---- RECORDS PROVIDED

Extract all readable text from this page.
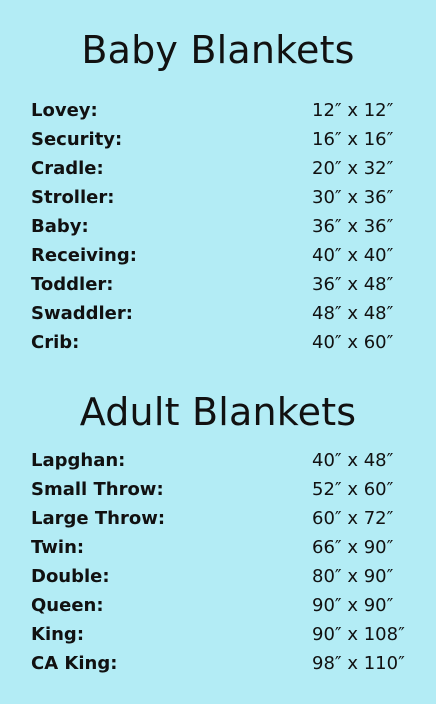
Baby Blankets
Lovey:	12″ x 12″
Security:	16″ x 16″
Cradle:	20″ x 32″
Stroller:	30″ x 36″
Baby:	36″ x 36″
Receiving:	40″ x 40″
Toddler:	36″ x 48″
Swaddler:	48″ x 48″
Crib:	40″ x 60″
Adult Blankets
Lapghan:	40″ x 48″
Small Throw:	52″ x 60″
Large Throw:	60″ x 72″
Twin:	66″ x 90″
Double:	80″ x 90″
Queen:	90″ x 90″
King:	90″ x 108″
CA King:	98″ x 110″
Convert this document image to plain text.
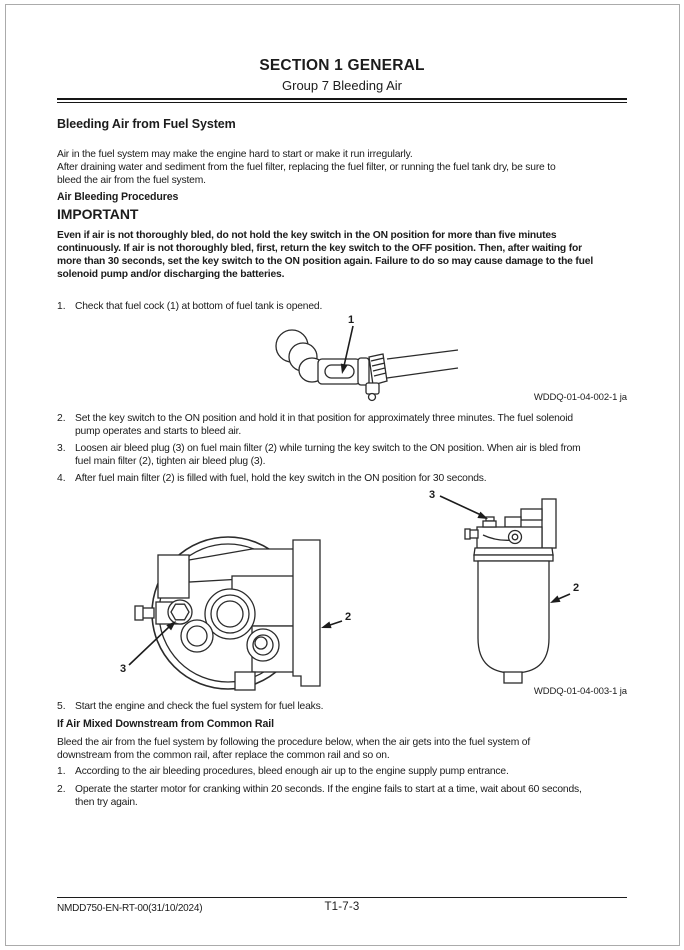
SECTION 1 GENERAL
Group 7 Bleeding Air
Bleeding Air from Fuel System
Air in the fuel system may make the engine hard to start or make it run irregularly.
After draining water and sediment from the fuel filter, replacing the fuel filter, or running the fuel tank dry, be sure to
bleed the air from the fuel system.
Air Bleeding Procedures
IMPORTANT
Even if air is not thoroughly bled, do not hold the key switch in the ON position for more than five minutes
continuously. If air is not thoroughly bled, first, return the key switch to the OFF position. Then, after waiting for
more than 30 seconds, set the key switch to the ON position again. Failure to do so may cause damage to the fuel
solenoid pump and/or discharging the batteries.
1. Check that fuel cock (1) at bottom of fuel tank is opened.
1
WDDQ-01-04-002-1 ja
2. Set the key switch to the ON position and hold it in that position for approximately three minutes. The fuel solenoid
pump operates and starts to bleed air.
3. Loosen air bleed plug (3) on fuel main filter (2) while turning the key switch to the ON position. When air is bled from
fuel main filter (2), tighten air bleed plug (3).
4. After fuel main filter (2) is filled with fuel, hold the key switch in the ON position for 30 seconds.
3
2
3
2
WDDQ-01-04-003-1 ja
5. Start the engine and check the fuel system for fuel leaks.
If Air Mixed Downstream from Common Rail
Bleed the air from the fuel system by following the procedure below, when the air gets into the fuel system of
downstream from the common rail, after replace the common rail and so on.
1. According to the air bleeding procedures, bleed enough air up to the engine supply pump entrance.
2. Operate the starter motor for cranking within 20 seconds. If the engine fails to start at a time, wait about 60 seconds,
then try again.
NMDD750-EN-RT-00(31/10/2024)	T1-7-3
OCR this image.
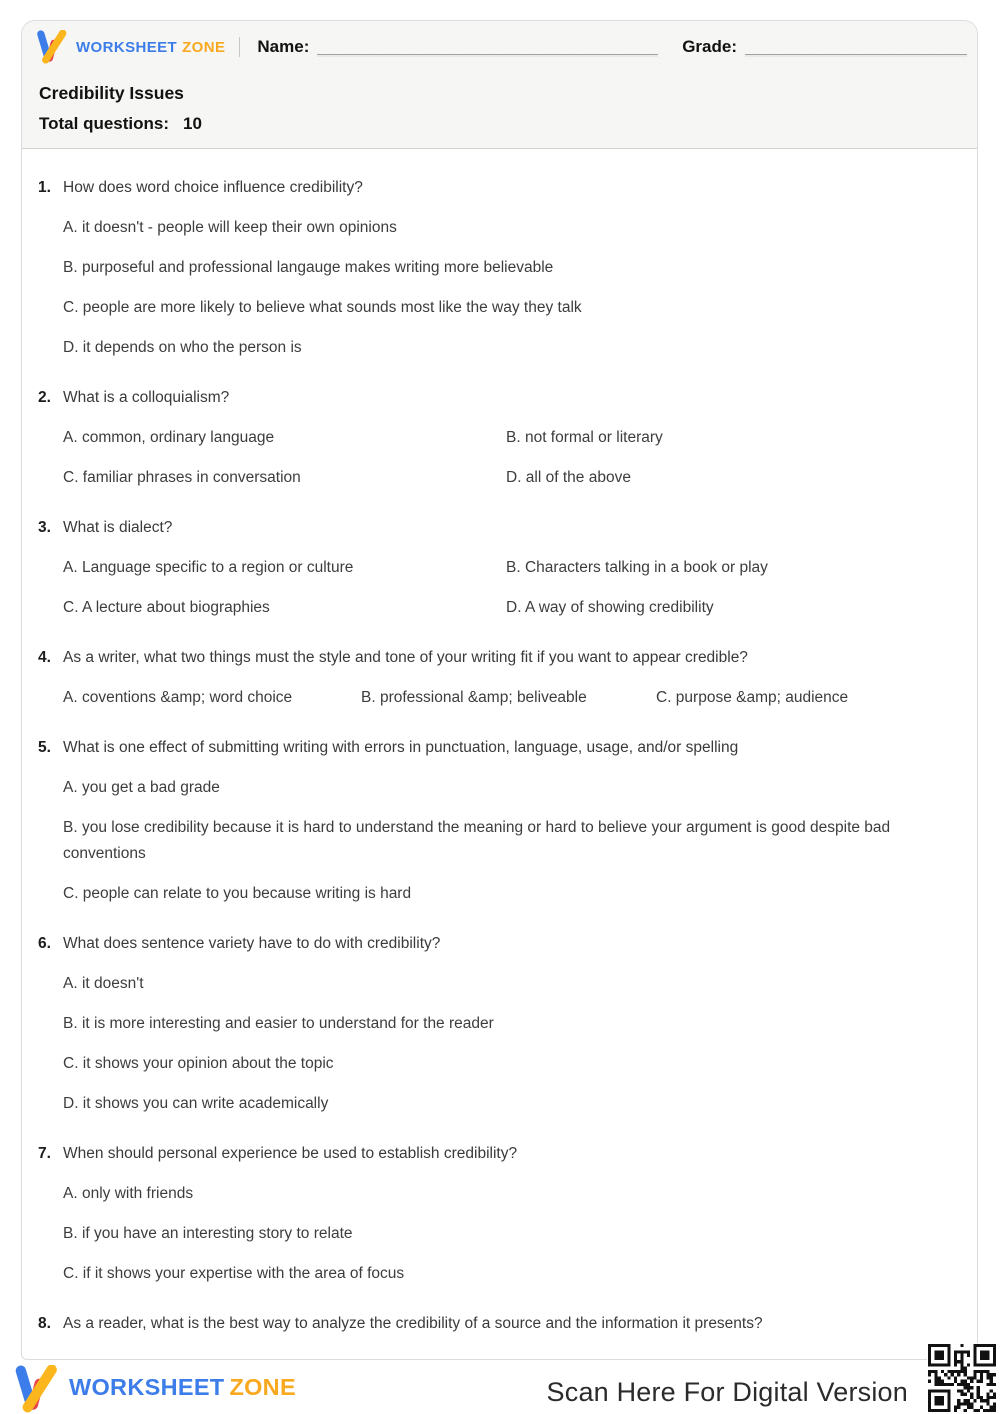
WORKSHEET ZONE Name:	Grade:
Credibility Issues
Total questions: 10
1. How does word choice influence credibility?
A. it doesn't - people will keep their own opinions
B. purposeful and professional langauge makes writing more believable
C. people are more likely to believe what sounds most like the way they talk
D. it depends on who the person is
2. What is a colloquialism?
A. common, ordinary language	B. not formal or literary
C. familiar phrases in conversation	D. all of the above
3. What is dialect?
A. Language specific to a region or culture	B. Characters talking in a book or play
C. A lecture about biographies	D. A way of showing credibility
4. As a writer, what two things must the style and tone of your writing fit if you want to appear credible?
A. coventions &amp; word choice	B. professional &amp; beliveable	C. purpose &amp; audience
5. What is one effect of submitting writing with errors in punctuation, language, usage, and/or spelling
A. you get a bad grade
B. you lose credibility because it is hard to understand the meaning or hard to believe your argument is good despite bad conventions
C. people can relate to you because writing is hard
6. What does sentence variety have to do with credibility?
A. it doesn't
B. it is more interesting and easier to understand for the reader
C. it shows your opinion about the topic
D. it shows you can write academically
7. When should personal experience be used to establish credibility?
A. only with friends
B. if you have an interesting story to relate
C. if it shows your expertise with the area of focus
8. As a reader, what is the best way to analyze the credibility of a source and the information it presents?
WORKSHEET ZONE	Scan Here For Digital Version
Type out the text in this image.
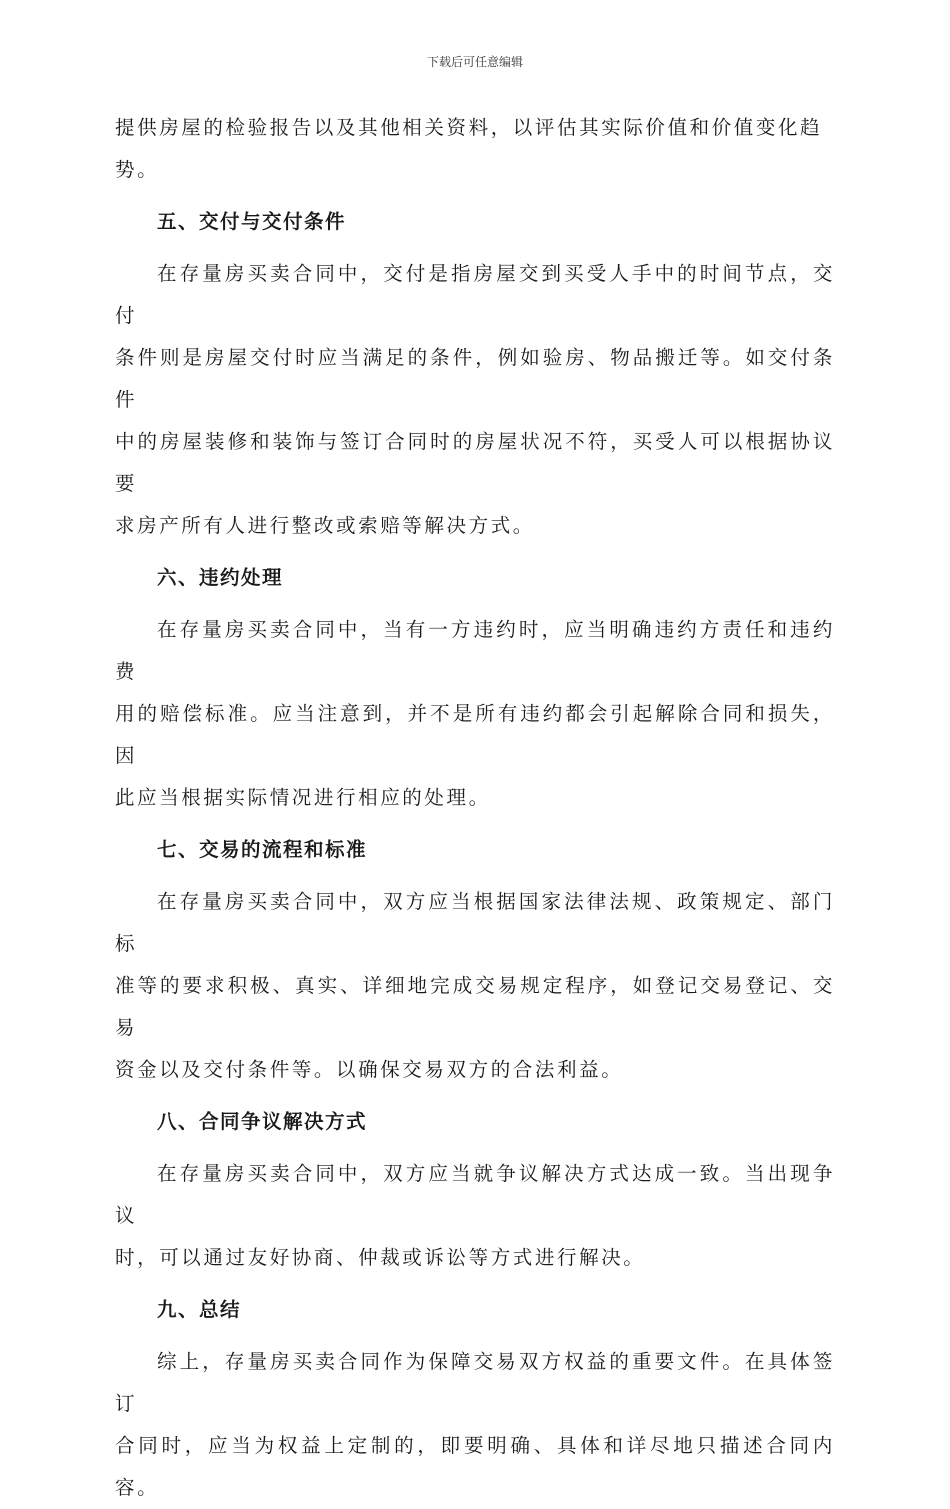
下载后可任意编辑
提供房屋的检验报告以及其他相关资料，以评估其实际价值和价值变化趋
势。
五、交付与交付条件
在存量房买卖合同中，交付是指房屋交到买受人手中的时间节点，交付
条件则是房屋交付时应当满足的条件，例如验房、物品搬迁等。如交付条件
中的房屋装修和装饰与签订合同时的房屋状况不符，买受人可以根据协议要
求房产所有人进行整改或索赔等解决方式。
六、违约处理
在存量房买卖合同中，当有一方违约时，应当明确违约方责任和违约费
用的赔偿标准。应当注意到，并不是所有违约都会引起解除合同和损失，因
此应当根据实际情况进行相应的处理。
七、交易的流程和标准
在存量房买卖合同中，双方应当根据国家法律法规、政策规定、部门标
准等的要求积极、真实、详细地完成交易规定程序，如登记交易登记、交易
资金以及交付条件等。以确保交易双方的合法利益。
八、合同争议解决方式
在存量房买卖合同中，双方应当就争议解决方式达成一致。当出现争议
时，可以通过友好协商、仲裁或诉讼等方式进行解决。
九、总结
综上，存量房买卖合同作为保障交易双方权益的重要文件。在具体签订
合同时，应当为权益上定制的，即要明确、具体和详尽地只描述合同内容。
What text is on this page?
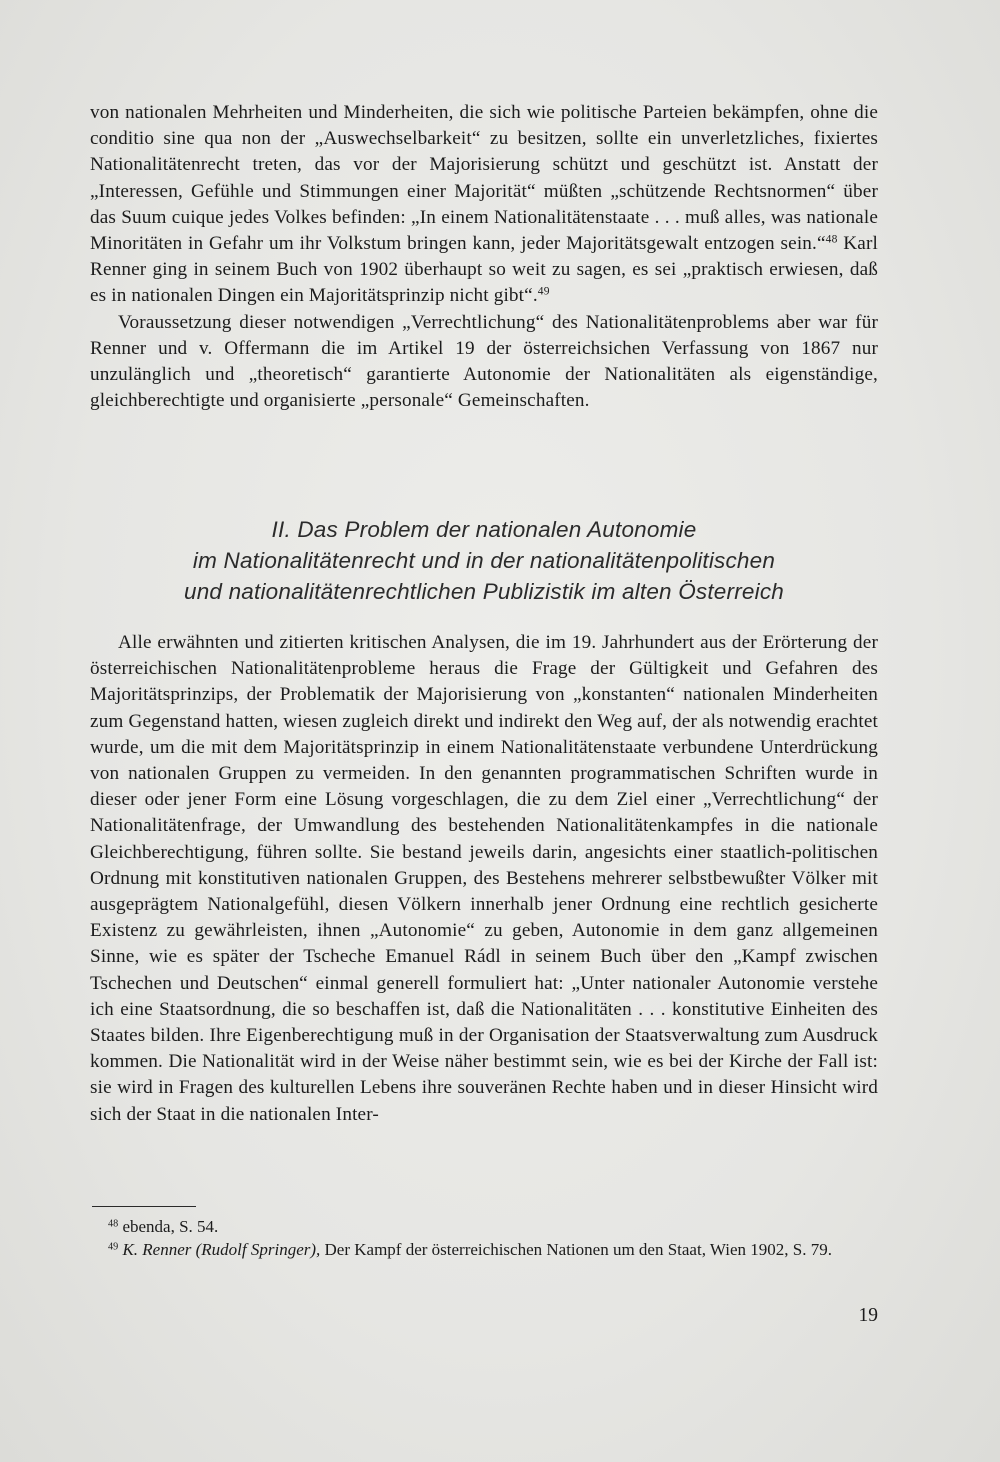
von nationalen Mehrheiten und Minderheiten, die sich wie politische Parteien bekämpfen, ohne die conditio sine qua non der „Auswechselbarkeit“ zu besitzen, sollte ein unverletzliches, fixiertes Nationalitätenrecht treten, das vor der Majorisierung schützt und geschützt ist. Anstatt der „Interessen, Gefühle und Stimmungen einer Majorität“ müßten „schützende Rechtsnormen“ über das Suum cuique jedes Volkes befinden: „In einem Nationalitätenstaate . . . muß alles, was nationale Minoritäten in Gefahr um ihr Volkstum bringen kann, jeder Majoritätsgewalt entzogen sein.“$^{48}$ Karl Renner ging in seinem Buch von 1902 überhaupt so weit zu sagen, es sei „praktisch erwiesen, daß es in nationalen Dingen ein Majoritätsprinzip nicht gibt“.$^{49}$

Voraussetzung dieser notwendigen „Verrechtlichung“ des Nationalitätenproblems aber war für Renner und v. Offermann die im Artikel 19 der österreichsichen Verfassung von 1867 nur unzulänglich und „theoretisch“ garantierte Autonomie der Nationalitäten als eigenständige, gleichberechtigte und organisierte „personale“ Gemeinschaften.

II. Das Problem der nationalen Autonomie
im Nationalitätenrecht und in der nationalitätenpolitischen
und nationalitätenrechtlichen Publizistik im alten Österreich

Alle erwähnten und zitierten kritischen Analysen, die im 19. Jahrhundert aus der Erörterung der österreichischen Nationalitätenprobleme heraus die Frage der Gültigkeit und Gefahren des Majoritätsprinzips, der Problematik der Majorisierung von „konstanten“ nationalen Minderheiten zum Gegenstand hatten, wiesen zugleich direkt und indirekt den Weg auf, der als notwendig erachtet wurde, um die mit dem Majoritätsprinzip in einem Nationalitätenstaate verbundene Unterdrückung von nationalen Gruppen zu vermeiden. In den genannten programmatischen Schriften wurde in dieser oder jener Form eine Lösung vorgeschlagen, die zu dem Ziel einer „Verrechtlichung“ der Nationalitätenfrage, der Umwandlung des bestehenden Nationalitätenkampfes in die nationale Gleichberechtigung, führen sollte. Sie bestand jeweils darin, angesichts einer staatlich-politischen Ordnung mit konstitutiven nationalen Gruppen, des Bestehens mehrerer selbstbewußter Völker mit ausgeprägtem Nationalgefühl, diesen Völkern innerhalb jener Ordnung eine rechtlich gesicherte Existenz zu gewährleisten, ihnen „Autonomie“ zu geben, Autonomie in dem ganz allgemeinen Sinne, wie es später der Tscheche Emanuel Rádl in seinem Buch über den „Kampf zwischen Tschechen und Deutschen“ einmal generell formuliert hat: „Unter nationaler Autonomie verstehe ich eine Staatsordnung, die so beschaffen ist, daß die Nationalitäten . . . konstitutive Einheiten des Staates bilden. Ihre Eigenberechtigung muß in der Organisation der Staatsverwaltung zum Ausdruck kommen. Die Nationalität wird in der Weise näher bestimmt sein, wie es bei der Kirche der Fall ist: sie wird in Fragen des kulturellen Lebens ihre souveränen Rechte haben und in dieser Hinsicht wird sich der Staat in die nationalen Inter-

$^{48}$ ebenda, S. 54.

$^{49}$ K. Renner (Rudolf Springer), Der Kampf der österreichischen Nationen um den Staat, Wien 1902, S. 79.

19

--------

REQUIREMENTS :: Select the lines in this material that hold the word "plug", leaving none out.

CORRECT RESPONSE ::
3. Loosen air bleed plug (3) on fuel main filter (2) while turning the key switch to the ON position. When air is bled from
fuel main filter (2), tighten air bleed plug (3).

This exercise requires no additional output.